### What is expected
Check every line for the word "Organic" and state how many lines have it. Reply with the number alone.

'''

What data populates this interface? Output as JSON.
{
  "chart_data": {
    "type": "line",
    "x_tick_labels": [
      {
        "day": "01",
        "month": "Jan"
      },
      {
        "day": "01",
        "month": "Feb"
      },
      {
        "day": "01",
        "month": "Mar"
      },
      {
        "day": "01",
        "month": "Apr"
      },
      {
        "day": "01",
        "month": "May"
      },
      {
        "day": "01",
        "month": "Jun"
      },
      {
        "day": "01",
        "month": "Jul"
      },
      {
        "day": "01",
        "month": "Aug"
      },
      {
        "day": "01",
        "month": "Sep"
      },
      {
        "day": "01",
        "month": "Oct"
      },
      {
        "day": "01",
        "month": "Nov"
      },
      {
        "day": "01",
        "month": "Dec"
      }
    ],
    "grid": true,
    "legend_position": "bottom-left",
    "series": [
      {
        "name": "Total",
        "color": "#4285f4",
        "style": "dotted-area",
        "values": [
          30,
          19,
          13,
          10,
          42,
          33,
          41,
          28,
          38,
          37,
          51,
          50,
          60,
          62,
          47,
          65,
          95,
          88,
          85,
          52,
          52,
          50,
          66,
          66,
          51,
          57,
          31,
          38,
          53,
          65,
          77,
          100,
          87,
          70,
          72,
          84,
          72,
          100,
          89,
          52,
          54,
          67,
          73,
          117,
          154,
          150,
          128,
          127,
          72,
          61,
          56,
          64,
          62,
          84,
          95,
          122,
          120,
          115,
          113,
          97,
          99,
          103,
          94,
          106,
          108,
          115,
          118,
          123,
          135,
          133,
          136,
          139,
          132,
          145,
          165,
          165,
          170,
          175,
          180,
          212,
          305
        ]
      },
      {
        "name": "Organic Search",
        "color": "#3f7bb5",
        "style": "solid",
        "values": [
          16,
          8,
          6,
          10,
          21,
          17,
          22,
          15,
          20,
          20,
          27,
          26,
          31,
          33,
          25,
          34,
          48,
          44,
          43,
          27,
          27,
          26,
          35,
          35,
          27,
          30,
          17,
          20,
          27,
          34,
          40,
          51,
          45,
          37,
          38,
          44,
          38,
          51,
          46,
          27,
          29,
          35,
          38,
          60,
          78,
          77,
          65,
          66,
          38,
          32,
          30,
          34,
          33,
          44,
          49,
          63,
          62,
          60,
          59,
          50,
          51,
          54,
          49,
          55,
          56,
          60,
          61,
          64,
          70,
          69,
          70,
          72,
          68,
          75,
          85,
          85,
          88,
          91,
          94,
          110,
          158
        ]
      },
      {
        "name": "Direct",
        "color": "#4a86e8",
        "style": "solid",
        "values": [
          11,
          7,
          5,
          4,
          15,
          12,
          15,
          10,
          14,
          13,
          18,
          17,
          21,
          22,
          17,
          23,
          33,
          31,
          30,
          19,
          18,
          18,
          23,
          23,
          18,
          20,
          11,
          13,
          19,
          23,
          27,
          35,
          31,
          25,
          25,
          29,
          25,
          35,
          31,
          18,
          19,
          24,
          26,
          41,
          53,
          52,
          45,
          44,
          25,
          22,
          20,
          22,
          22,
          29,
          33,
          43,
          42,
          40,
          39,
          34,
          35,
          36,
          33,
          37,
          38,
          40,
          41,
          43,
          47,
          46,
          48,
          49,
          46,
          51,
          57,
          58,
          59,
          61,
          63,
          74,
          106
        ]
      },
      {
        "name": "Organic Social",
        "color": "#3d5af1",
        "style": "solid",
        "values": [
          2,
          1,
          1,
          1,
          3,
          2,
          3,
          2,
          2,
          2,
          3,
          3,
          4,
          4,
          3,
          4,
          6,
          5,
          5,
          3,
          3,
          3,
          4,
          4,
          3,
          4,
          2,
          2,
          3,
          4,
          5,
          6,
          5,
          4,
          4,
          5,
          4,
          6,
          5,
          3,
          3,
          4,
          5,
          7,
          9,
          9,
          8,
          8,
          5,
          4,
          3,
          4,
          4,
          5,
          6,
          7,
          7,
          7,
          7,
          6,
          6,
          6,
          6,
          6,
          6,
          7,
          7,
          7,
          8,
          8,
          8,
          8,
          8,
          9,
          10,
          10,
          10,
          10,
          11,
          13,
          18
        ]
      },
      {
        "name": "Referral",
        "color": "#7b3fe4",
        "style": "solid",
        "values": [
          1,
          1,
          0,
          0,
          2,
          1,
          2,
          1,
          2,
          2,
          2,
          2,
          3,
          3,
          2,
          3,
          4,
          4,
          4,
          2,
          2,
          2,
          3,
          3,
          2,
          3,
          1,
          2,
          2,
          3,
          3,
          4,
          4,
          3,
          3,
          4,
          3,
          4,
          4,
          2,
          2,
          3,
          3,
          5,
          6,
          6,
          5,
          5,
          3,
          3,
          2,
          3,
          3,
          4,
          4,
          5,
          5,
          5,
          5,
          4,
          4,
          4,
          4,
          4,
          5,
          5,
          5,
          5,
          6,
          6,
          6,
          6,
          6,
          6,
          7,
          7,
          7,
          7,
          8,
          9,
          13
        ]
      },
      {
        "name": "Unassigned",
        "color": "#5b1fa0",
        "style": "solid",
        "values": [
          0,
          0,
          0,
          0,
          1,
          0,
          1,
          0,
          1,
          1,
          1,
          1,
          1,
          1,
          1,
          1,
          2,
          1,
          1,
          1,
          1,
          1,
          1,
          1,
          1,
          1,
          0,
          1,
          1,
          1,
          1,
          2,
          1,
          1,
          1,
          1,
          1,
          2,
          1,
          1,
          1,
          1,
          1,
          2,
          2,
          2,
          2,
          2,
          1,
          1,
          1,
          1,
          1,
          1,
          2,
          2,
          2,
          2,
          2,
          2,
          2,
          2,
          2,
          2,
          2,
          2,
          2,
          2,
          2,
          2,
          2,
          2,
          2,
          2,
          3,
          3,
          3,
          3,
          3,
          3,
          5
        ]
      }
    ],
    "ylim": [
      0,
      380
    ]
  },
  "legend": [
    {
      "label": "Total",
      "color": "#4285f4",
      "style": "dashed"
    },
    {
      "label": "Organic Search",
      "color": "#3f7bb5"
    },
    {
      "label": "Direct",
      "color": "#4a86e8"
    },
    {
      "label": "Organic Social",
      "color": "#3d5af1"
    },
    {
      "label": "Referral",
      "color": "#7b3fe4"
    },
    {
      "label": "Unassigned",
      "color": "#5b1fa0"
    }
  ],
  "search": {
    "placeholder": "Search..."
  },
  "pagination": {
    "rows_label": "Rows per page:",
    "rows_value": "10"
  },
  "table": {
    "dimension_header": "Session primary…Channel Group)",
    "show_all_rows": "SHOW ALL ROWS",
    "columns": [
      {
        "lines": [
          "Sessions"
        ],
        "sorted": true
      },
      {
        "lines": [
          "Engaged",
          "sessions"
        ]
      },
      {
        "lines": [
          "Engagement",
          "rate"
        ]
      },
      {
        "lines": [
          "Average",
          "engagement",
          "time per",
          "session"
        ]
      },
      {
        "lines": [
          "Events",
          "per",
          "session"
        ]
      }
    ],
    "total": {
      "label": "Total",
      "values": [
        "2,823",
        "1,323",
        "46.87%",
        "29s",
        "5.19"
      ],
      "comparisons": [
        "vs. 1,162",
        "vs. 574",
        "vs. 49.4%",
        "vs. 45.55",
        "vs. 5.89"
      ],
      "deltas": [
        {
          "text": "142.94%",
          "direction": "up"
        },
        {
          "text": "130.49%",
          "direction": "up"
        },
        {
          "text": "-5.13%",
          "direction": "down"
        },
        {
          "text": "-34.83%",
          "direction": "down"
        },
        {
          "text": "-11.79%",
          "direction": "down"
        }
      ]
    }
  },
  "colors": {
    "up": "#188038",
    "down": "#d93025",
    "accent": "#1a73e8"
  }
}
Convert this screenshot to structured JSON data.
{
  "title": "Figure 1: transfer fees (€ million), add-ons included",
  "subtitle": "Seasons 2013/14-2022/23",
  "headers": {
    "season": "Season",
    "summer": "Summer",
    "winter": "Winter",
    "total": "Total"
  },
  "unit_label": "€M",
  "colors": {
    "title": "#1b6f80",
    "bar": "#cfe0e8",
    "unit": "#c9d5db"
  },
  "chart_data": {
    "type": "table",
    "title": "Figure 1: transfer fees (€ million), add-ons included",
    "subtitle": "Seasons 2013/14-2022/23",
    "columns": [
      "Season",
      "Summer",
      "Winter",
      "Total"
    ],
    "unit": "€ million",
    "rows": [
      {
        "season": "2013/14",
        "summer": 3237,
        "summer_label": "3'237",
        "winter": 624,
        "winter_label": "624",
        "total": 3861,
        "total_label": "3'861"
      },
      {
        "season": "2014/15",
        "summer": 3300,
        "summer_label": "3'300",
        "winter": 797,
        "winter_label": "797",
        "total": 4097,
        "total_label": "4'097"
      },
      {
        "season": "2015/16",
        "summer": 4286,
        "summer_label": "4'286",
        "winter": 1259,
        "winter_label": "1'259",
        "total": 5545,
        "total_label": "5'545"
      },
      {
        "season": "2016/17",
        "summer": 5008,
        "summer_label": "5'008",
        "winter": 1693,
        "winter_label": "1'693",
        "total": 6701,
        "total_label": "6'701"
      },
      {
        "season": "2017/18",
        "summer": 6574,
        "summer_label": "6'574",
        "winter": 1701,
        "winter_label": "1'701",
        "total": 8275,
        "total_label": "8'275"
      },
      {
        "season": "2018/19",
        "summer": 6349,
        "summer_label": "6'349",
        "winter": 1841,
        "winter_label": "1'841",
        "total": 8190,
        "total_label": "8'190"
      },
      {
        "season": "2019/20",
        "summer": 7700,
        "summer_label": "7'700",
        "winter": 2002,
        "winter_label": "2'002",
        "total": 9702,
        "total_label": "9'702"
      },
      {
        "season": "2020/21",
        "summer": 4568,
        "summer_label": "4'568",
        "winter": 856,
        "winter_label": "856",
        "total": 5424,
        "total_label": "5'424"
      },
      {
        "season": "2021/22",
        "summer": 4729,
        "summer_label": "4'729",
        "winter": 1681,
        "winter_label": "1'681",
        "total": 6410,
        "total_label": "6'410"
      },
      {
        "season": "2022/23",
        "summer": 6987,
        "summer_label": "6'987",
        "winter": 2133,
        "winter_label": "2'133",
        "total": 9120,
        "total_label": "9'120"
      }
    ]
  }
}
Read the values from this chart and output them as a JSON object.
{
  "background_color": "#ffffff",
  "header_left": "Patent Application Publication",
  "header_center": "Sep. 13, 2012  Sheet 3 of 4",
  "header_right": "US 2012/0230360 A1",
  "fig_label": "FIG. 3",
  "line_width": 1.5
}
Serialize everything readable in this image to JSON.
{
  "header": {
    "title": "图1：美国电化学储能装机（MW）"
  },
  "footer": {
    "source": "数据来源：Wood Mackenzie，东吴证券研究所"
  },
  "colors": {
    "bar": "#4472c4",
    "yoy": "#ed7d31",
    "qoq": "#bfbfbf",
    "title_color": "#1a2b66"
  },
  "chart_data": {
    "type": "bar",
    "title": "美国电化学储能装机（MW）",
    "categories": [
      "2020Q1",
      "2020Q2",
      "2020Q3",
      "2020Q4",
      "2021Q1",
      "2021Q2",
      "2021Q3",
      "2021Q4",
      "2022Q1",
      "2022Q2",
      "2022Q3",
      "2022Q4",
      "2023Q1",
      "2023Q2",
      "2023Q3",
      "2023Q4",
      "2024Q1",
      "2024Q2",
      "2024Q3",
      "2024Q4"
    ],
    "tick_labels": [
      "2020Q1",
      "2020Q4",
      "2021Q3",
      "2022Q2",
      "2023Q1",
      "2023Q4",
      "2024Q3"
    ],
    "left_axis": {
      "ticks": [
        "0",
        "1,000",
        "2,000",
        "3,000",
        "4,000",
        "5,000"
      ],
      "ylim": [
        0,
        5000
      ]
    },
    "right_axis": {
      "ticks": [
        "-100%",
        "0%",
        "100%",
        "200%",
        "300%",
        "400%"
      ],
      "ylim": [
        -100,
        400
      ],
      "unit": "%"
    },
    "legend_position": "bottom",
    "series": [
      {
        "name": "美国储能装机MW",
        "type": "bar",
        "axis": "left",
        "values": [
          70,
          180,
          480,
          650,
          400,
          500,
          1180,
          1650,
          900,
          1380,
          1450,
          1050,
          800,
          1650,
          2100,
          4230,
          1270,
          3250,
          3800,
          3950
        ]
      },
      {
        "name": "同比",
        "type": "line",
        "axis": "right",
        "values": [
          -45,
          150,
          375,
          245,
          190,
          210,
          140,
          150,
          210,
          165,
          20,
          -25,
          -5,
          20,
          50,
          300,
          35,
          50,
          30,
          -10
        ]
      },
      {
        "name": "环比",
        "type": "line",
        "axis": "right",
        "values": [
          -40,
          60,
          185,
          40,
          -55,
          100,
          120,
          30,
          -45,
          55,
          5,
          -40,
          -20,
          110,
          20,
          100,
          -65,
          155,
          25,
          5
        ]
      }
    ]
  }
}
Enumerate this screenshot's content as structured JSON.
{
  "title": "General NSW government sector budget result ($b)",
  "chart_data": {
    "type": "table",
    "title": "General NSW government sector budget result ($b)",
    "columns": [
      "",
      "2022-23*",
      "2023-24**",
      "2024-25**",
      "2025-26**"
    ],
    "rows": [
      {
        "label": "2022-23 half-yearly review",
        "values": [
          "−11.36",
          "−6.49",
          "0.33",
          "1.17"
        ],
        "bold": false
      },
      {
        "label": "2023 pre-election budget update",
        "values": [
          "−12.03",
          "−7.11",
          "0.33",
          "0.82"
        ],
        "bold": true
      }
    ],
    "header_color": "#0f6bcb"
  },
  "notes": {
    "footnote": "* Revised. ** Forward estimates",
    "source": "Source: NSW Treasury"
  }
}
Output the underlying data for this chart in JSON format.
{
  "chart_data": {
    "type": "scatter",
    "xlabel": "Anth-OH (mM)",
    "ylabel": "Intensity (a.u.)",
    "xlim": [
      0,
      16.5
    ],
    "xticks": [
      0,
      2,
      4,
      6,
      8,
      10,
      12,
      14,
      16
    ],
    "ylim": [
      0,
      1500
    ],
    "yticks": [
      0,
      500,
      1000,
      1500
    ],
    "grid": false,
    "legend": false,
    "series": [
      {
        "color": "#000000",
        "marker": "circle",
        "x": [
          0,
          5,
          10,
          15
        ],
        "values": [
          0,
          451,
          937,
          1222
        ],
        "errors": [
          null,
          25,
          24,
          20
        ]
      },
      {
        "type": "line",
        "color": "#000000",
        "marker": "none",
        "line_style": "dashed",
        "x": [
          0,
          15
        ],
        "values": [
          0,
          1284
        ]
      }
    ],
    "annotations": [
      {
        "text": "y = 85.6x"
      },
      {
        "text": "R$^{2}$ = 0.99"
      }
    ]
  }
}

'''

### Output for this exercise
4